Every record must be written out once more, with nothing added or omitted.

____

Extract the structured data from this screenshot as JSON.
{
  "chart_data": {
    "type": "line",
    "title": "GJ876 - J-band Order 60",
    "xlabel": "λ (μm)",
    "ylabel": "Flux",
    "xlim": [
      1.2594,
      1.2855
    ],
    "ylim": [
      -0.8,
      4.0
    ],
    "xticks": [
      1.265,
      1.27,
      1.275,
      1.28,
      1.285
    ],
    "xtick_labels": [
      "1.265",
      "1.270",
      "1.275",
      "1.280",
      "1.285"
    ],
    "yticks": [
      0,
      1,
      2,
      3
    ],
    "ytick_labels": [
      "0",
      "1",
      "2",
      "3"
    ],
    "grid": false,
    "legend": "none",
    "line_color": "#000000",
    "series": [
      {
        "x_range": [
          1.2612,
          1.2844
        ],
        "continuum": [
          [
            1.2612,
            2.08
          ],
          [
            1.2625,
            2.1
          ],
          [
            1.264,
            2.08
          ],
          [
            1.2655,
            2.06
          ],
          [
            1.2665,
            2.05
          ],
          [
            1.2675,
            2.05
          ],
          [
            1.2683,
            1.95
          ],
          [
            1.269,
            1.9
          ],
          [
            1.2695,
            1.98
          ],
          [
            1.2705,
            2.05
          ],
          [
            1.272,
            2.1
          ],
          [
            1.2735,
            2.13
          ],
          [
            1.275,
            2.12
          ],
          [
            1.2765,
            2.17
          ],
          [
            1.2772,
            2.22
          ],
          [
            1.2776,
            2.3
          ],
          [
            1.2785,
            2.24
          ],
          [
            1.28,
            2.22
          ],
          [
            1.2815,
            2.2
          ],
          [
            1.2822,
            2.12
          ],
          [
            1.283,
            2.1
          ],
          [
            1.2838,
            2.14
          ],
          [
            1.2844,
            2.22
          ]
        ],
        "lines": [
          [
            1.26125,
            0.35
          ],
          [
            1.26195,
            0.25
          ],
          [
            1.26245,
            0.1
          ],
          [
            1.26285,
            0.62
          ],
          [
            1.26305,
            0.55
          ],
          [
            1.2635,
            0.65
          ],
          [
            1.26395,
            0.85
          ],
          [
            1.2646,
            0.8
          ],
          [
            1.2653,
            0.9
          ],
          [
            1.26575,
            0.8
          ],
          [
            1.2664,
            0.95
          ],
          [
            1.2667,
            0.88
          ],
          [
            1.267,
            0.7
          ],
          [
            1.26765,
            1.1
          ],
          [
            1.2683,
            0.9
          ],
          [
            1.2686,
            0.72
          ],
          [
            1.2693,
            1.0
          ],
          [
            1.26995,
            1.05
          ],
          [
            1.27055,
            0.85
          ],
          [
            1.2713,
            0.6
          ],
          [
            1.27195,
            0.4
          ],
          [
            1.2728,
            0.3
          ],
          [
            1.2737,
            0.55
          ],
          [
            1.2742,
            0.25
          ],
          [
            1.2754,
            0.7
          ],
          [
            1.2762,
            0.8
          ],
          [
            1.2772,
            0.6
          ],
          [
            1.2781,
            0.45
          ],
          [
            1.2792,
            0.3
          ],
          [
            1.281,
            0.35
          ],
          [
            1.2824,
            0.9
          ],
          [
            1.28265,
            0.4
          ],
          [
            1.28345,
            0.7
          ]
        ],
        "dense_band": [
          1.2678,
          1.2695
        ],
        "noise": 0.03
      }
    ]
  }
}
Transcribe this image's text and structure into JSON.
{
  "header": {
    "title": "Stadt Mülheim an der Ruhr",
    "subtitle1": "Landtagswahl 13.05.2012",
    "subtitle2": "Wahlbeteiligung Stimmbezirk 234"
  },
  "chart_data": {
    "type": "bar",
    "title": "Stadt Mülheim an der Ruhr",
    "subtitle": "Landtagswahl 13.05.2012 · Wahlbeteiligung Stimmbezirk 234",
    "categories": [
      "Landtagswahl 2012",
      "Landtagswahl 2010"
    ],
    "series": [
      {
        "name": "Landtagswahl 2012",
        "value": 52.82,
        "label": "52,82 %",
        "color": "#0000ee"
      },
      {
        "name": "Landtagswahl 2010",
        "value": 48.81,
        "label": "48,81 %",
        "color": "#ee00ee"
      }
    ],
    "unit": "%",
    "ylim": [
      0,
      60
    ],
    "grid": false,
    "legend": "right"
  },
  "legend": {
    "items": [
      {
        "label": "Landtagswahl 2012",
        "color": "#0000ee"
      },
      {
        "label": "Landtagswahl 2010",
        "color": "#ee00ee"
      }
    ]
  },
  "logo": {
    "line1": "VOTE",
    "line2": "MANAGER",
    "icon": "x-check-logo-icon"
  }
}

____

» **EXERCISE ANSWER**
Extract the structured data from this screenshot as JSON.
{
  "chart_data": {
    "type": "line",
    "title": "GJ876 - J-band Order 60",
    "xlabel": "λ (μm)",
    "ylabel": "Flux",
    "xlim": [
      1.2594,
      1.2855
    ],
    "ylim": [
      -0.8,
      4.0
    ],
    "xticks": [
      1.265,
      1.27,
      1.275,
      1.28,
      1.285
    ],
    "xtick_labels": [
      "1.265",
      "1.270",
      "1.275",
      "1.280",
      "1.285"
    ],
    "yticks": [
      0,
      1,
      2,
      3
    ],
    "ytick_labels": [
      "0",
      "1",
      "2",
      "3"
    ],
    "grid": false,
    "legend": "none",
    "line_color": "#000000",
    "series": [
      {
        "x_range": [
          1.2612,
          1.2844
        ],
        "continuum": [
          [
            1.2612,
            2.08
          ],
          [
            1.2625,
            2.1
          ],
          [
            1.264,
            2.08
          ],
          [
            1.2655,
            2.06
          ],
          [
            1.2665,
            2.05
          ],
          [
            1.2675,
            2.05
          ],
          [
            1.2683,
            1.95
          ],
          [
            1.269,
            1.9
          ],
          [
            1.2695,
            1.98
          ],
          [
            1.2705,
            2.05
          ],
          [
            1.272,
            2.1
          ],
          [
            1.2735,
            2.13
          ],
          [
            1.275,
            2.12
          ],
          [
            1.2765,
            2.17
          ],
          [
            1.2772,
            2.22
          ],
          [
            1.2776,
            2.3
          ],
          [
            1.2785,
            2.24
          ],
          [
            1.28,
            2.22
          ],
          [
            1.2815,
            2.2
          ],
          [
            1.2822,
            2.12
          ],
          [
            1.283,
            2.1
          ],
          [
            1.2838,
            2.14
          ],
          [
            1.2844,
            2.22
          ]
        ],
        "lines": [
          [
            1.26125,
            0.35
          ],
          [
            1.26195,
            0.25
          ],
          [
            1.26245,
            0.1
          ],
          [
            1.26285,
            0.62
          ],
          [
            1.26305,
            0.55
          ],
          [
            1.2635,
            0.65
          ],
          [
            1.26395,
            0.85
          ],
          [
            1.2646,
            0.8
          ],
          [
            1.2653,
            0.9
          ],
          [
            1.26575,
            0.8
          ],
          [
            1.2664,
            0.95
          ],
          [
            1.2667,
            0.88
          ],
          [
            1.267,
            0.7
          ],
          [
            1.26765,
            1.1
          ],
          [
            1.2683,
            0.9
          ],
          [
            1.2686,
            0.72
          ],
          [
            1.2693,
            1.0
          ],
          [
            1.26995,
            1.05
          ],
          [
            1.27055,
            0.85
          ],
          [
            1.2713,
            0.6
          ],
          [
            1.27195,
            0.4
          ],
          [
            1.2728,
            0.3
          ],
          [
            1.2737,
            0.55
          ],
          [
            1.2742,
            0.25
          ],
          [
            1.2754,
            0.7
          ],
          [
            1.2762,
            0.8
          ],
          [
            1.2772,
            0.6
          ],
          [
            1.2781,
            0.45
          ],
          [
            1.2792,
            0.3
          ],
          [
            1.281,
            0.35
          ],
          [
            1.2824,
            0.9
          ],
          [
            1.28265,
            0.4
          ],
          [
            1.28345,
            0.7
          ]
        ],
        "dense_band": [
          1.2678,
          1.2695
        ],
        "noise": 0.03
      }
    ]
  }
}
Transcribe this image's text and structure into JSON.
{
  "header": {
    "title": "Stadt Mülheim an der Ruhr",
    "subtitle1": "Landtagswahl 13.05.2012",
    "subtitle2": "Wahlbeteiligung Stimmbezirk 234"
  },
  "chart_data": {
    "type": "bar",
    "title": "Stadt Mülheim an der Ruhr",
    "subtitle": "Landtagswahl 13.05.2012 · Wahlbeteiligung Stimmbezirk 234",
    "categories": [
      "Landtagswahl 2012",
      "Landtagswahl 2010"
    ],
    "series": [
      {
        "name": "Landtagswahl 2012",
        "value": 52.82,
        "label": "52,82 %",
        "color": "#0000ee"
      },
      {
        "name": "Landtagswahl 2010",
        "value": 48.81,
        "label": "48,81 %",
        "color": "#ee00ee"
      }
    ],
    "unit": "%",
    "ylim": [
      0,
      60
    ],
    "grid": false,
    "legend": "right"
  },
  "legend": {
    "items": [
      {
        "label": "Landtagswahl 2012",
        "color": "#0000ee"
      },
      {
        "label": "Landtagswahl 2010",
        "color": "#ee00ee"
      }
    ]
  },
  "logo": {
    "line1": "VOTE",
    "line2": "MANAGER",
    "icon": "x-check-logo-icon"
  }
}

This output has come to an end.